::: Material for this exercise

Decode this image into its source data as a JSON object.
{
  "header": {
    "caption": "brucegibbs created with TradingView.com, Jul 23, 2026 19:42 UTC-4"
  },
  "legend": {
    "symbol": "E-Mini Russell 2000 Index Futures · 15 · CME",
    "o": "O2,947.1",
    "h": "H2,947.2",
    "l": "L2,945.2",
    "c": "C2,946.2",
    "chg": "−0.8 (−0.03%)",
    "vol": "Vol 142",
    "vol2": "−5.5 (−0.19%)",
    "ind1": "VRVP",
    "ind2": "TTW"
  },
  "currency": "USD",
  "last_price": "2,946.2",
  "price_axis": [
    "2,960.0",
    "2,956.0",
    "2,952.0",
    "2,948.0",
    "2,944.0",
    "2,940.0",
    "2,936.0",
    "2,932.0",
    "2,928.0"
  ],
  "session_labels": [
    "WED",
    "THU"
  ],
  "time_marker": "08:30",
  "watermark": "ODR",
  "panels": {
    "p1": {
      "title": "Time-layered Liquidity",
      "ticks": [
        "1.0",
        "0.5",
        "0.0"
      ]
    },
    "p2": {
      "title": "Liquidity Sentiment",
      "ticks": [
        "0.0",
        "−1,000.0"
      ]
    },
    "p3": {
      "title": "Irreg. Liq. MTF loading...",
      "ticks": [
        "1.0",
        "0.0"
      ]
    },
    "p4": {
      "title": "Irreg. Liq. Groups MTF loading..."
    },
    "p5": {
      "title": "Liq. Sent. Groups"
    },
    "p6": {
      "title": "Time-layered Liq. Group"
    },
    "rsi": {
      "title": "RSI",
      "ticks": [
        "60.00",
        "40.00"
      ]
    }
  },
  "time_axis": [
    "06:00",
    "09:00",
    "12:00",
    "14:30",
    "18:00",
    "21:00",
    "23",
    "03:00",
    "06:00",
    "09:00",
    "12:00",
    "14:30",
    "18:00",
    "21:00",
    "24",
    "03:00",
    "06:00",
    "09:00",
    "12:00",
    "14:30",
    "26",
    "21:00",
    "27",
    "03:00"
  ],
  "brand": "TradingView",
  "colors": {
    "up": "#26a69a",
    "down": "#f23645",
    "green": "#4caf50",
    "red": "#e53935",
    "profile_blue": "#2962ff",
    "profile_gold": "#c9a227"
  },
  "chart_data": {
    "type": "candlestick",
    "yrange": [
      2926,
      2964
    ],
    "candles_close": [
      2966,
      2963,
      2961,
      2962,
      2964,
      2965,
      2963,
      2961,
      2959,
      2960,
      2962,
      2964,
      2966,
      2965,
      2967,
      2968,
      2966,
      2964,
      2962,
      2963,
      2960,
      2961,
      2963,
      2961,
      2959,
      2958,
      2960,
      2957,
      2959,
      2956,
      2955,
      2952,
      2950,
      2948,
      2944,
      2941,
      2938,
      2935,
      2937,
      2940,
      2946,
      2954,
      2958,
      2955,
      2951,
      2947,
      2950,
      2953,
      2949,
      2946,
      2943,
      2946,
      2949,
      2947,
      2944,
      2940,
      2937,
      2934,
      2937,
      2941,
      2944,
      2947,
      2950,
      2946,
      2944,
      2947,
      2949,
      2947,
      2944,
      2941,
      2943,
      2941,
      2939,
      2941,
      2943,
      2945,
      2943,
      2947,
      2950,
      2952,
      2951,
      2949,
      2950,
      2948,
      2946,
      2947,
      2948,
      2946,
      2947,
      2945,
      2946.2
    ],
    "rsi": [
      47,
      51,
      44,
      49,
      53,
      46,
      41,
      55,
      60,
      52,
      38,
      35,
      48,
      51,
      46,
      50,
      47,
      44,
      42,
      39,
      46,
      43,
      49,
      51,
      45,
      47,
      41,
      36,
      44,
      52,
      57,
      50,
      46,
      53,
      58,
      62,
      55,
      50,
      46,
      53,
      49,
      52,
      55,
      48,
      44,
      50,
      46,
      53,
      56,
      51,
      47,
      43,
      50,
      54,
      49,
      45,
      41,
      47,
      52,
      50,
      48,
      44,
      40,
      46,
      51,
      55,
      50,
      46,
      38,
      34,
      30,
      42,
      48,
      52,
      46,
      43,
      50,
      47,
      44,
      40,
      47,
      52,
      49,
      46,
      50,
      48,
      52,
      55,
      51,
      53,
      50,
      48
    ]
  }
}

::::::

> Task description: All of the data must be returned exactly.

> Exercise response:
Decode this image into its source data as a JSON object.
{
  "header": {
    "caption": "brucegibbs created with TradingView.com, Jul 23, 2026 19:42 UTC-4"
  },
  "legend": {
    "symbol": "E-Mini Russell 2000 Index Futures · 15 · CME",
    "o": "O2,947.1",
    "h": "H2,947.2",
    "l": "L2,945.2",
    "c": "C2,946.2",
    "chg": "−0.8 (−0.03%)",
    "vol": "Vol 142",
    "vol2": "−5.5 (−0.19%)",
    "ind1": "VRVP",
    "ind2": "TTW"
  },
  "currency": "USD",
  "last_price": "2,946.2",
  "price_axis": [
    "2,960.0",
    "2,956.0",
    "2,952.0",
    "2,948.0",
    "2,944.0",
    "2,940.0",
    "2,936.0",
    "2,932.0",
    "2,928.0"
  ],
  "session_labels": [
    "WED",
    "THU"
  ],
  "time_marker": "08:30",
  "watermark": "ODR",
  "panels": {
    "p1": {
      "title": "Time-layered Liquidity",
      "ticks": [
        "1.0",
        "0.5",
        "0.0"
      ]
    },
    "p2": {
      "title": "Liquidity Sentiment",
      "ticks": [
        "0.0",
        "−1,000.0"
      ]
    },
    "p3": {
      "title": "Irreg. Liq. MTF loading...",
      "ticks": [
        "1.0",
        "0.0"
      ]
    },
    "p4": {
      "title": "Irreg. Liq. Groups MTF loading..."
    },
    "p5": {
      "title": "Liq. Sent. Groups"
    },
    "p6": {
      "title": "Time-layered Liq. Group"
    },
    "rsi": {
      "title": "RSI",
      "ticks": [
        "60.00",
        "40.00"
      ]
    }
  },
  "time_axis": [
    "06:00",
    "09:00",
    "12:00",
    "14:30",
    "18:00",
    "21:00",
    "23",
    "03:00",
    "06:00",
    "09:00",
    "12:00",
    "14:30",
    "18:00",
    "21:00",
    "24",
    "03:00",
    "06:00",
    "09:00",
    "12:00",
    "14:30",
    "26",
    "21:00",
    "27",
    "03:00"
  ],
  "brand": "TradingView",
  "colors": {
    "up": "#26a69a",
    "down": "#f23645",
    "green": "#4caf50",
    "red": "#e53935",
    "profile_blue": "#2962ff",
    "profile_gold": "#c9a227"
  },
  "chart_data": {
    "type": "candlestick",
    "yrange": [
      2926,
      2964
    ],
    "candles_close": [
      2966,
      2963,
      2961,
      2962,
      2964,
      2965,
      2963,
      2961,
      2959,
      2960,
      2962,
      2964,
      2966,
      2965,
      2967,
      2968,
      2966,
      2964,
      2962,
      2963,
      2960,
      2961,
      2963,
      2961,
      2959,
      2958,
      2960,
      2957,
      2959,
      2956,
      2955,
      2952,
      2950,
      2948,
      2944,
      2941,
      2938,
      2935,
      2937,
      2940,
      2946,
      2954,
      2958,
      2955,
      2951,
      2947,
      2950,
      2953,
      2949,
      2946,
      2943,
      2946,
      2949,
      2947,
      2944,
      2940,
      2937,
      2934,
      2937,
      2941,
      2944,
      2947,
      2950,
      2946,
      2944,
      2947,
      2949,
      2947,
      2944,
      2941,
      2943,
      2941,
      2939,
      2941,
      2943,
      2945,
      2943,
      2947,
      2950,
      2952,
      2951,
      2949,
      2950,
      2948,
      2946,
      2947,
      2948,
      2946,
      2947,
      2945,
      2946.2
    ],
    "rsi": [
      47,
      51,
      44,
      49,
      53,
      46,
      41,
      55,
      60,
      52,
      38,
      35,
      48,
      51,
      46,
      50,
      47,
      44,
      42,
      39,
      46,
      43,
      49,
      51,
      45,
      47,
      41,
      36,
      44,
      52,
      57,
      50,
      46,
      53,
      58,
      62,
      55,
      50,
      46,
      53,
      49,
      52,
      55,
      48,
      44,
      50,
      46,
      53,
      56,
      51,
      47,
      43,
      50,
      54,
      49,
      45,
      41,
      47,
      52,
      50,
      48,
      44,
      40,
      46,
      51,
      55,
      50,
      46,
      38,
      34,
      30,
      42,
      48,
      52,
      46,
      43,
      50,
      47,
      44,
      40,
      47,
      52,
      49,
      46,
      50,
      48,
      52,
      55,
      51,
      53,
      50,
      48
    ]
  }
}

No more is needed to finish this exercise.